INSTRUCTIONS TO FOLLOW:
In the listing below, pick out lines with "Onset".

RECORDS FOR PROCESSING:
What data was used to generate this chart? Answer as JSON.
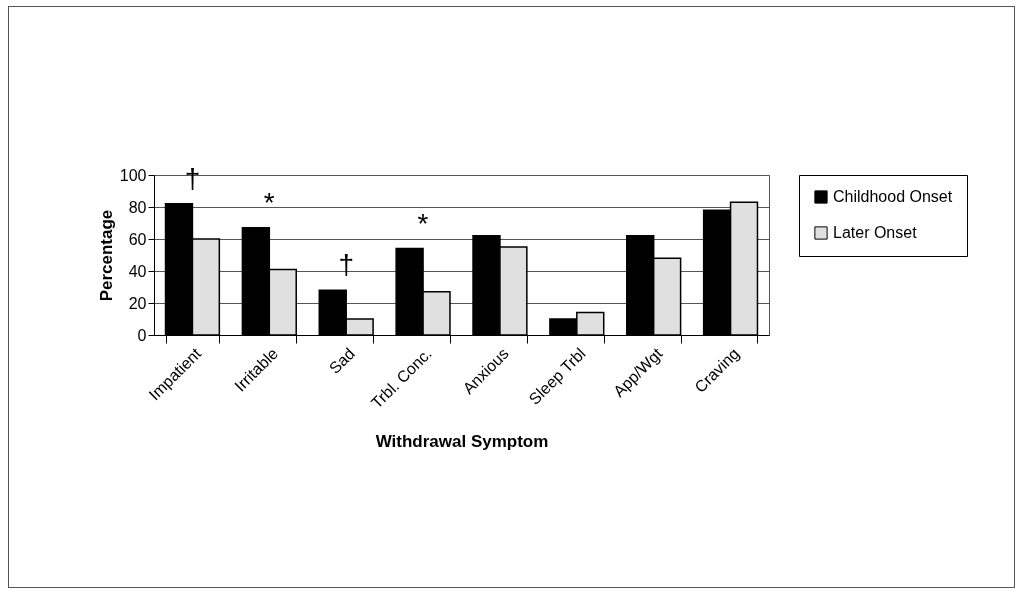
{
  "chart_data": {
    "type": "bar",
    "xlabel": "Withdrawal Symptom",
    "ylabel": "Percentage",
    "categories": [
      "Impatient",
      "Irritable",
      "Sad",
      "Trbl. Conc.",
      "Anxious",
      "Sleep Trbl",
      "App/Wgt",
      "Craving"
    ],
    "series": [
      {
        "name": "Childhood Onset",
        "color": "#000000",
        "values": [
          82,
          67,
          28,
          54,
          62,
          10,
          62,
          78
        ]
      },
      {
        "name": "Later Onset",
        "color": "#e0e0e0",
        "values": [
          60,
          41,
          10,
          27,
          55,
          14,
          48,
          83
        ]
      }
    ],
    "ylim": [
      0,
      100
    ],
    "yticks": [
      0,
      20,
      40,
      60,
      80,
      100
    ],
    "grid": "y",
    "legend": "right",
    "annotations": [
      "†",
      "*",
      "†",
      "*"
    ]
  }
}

SOLUTION FOR THIS EXERCISE:
        "name": "Childhood Onset",
        "name": "Later Onset",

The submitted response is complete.